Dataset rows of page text
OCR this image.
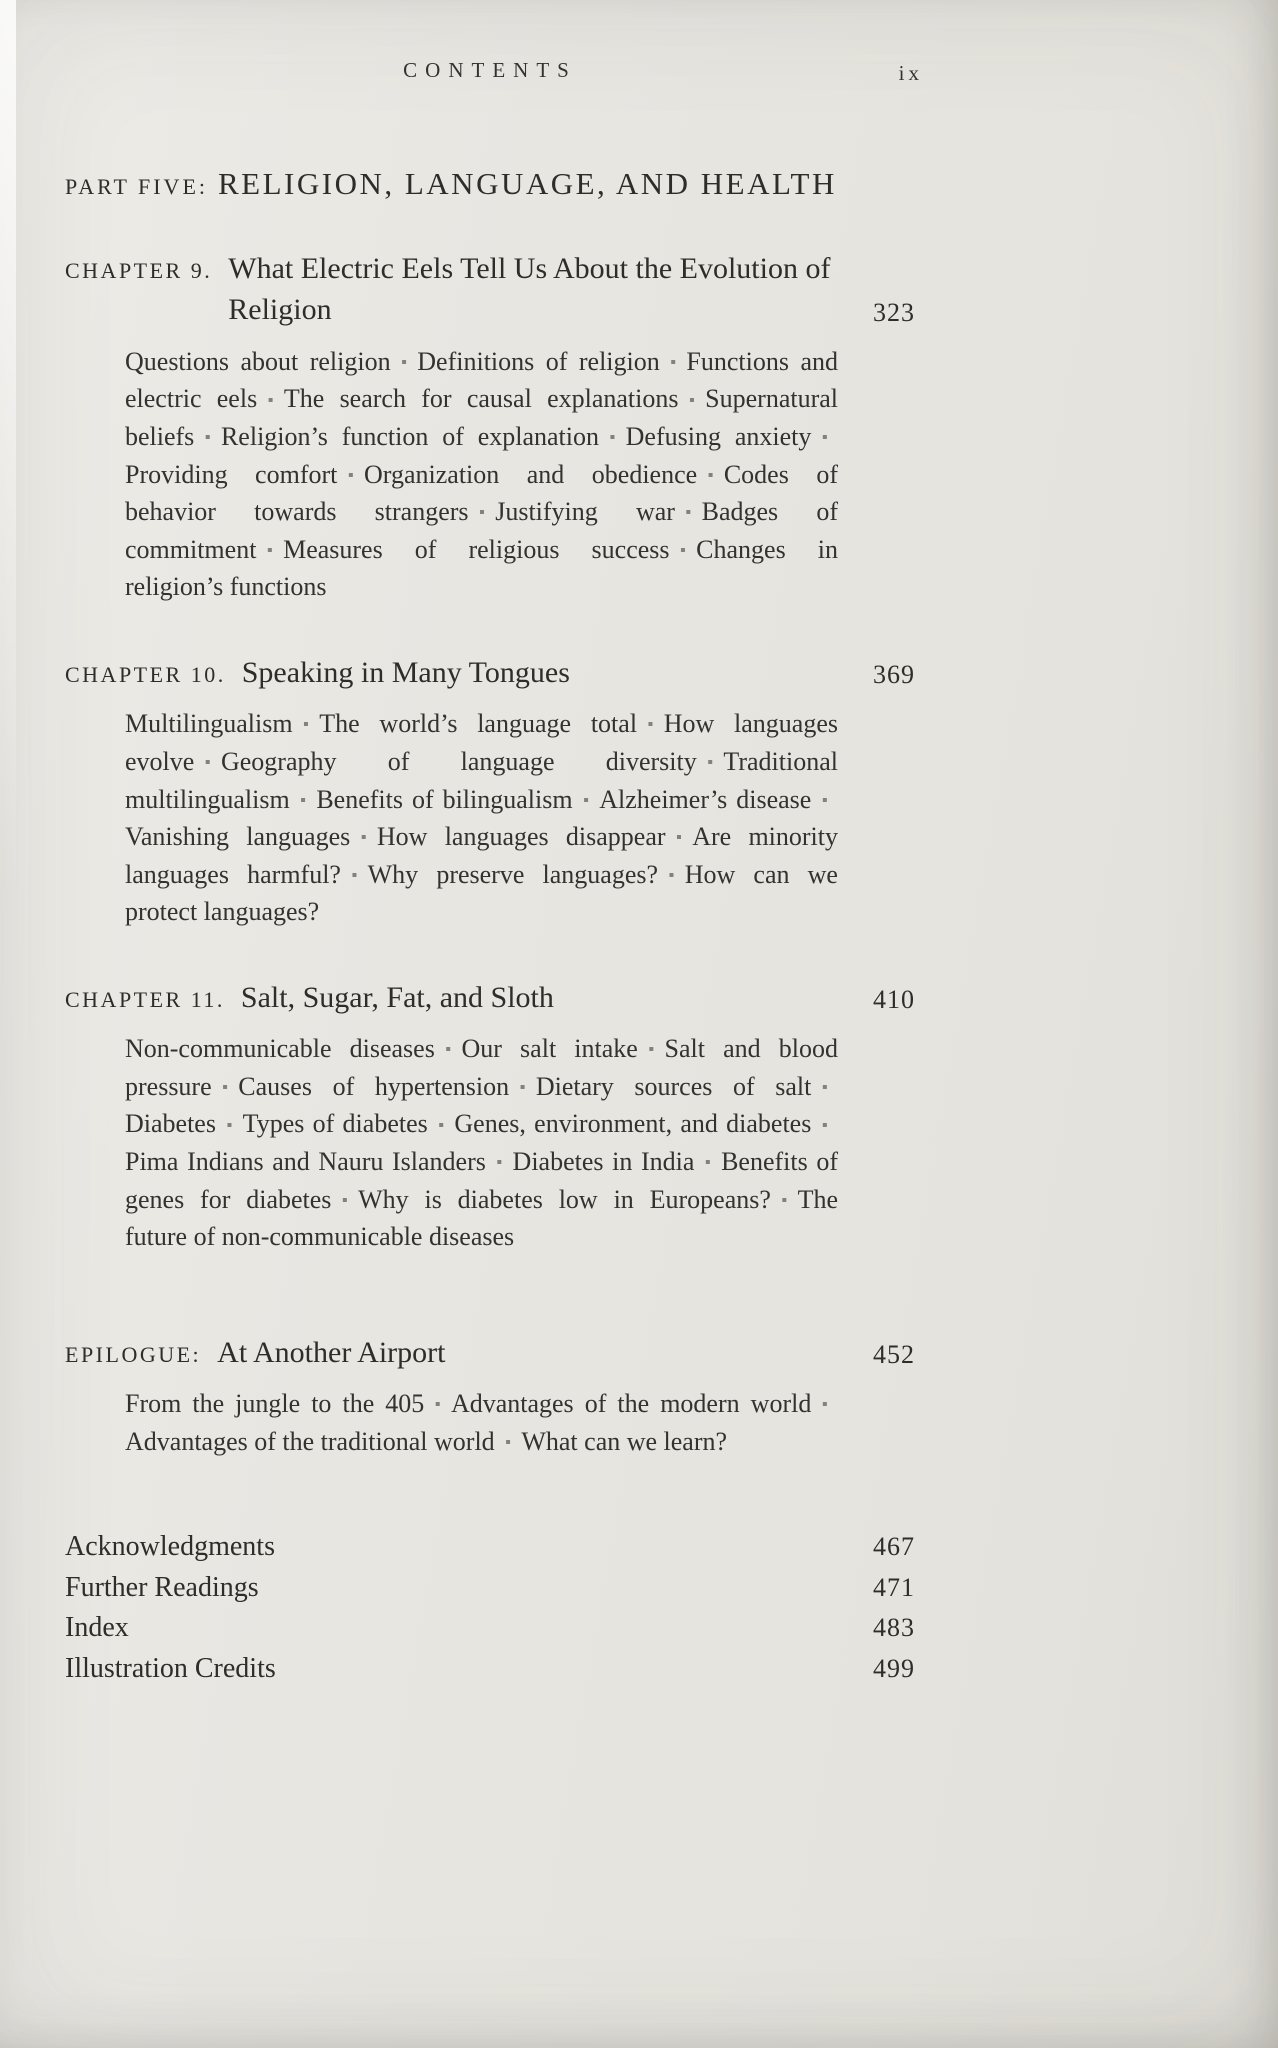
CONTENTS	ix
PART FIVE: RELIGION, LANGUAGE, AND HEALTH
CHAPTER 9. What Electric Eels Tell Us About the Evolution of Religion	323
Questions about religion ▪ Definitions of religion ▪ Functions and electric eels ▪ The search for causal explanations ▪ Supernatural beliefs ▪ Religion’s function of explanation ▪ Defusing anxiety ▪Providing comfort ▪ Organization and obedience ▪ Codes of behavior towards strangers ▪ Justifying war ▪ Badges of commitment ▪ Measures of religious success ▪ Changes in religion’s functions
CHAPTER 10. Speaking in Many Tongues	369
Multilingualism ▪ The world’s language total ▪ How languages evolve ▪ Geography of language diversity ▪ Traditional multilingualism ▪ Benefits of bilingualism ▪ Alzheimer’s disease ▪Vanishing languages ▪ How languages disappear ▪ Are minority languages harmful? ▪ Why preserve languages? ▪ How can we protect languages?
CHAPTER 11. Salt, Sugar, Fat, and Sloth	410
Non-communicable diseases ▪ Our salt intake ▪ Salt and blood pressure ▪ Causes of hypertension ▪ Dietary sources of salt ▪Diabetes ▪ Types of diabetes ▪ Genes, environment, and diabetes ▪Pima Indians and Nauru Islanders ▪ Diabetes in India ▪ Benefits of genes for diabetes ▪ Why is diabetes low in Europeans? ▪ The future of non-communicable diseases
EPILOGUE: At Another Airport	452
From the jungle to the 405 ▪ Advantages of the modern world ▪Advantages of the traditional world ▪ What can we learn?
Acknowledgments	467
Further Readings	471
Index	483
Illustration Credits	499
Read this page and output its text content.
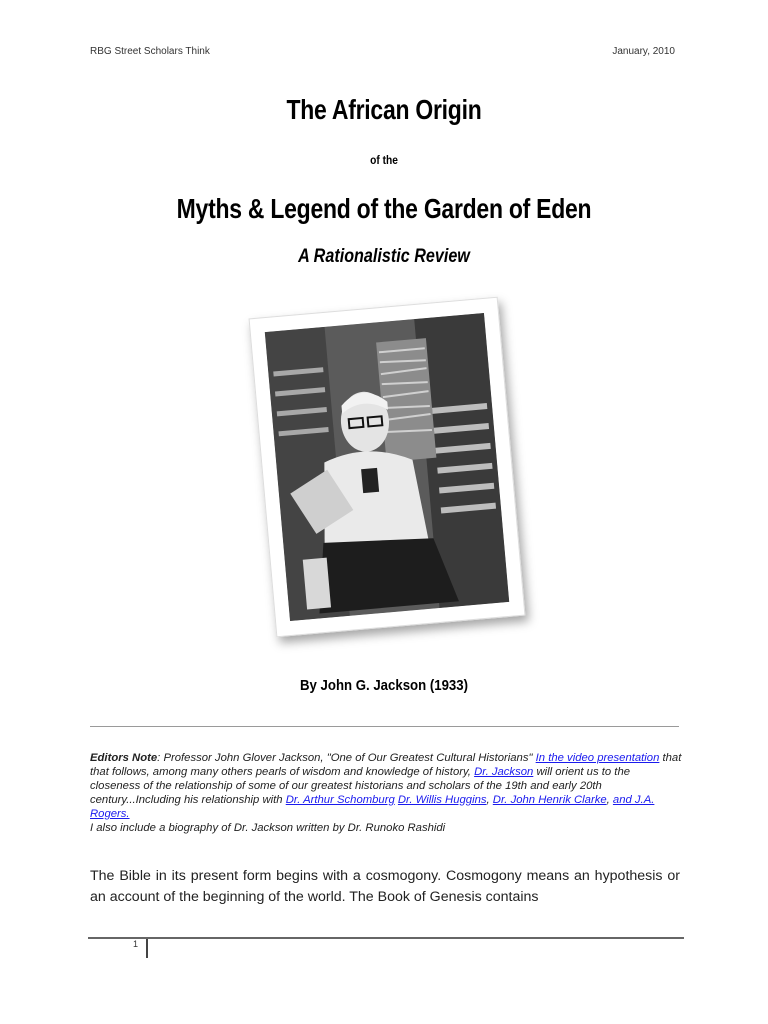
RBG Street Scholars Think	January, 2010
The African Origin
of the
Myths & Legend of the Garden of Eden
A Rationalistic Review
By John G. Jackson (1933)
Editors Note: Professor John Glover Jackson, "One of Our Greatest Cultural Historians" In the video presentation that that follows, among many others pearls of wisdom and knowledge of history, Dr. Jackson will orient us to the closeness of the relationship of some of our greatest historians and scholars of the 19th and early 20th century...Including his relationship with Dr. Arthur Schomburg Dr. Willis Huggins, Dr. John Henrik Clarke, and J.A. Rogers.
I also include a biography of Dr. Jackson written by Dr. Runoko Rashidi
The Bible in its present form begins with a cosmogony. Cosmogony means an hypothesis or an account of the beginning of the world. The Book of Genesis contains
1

**WHAT YOU HAVE TO DO**
Check each line of the entries, and copy the ones that contain "Salt".

**OUTPUT**
CHAPTER 11. Salt, Sugar, Fat, and Sloth	410
Non-communicable diseases ▪ Our salt intake ▪ Salt and blood pressure ▪ Causes of hypertension ▪ Dietary sources of salt ▪Diabetes ▪ Types of diabetes ▪ Genes, environment, and diabetes ▪Pima Indians and Nauru Islanders ▪ Diabetes in India ▪ Benefits of genes for diabetes ▪ Why is diabetes low in Europeans? ▪ The future of non-communicable diseases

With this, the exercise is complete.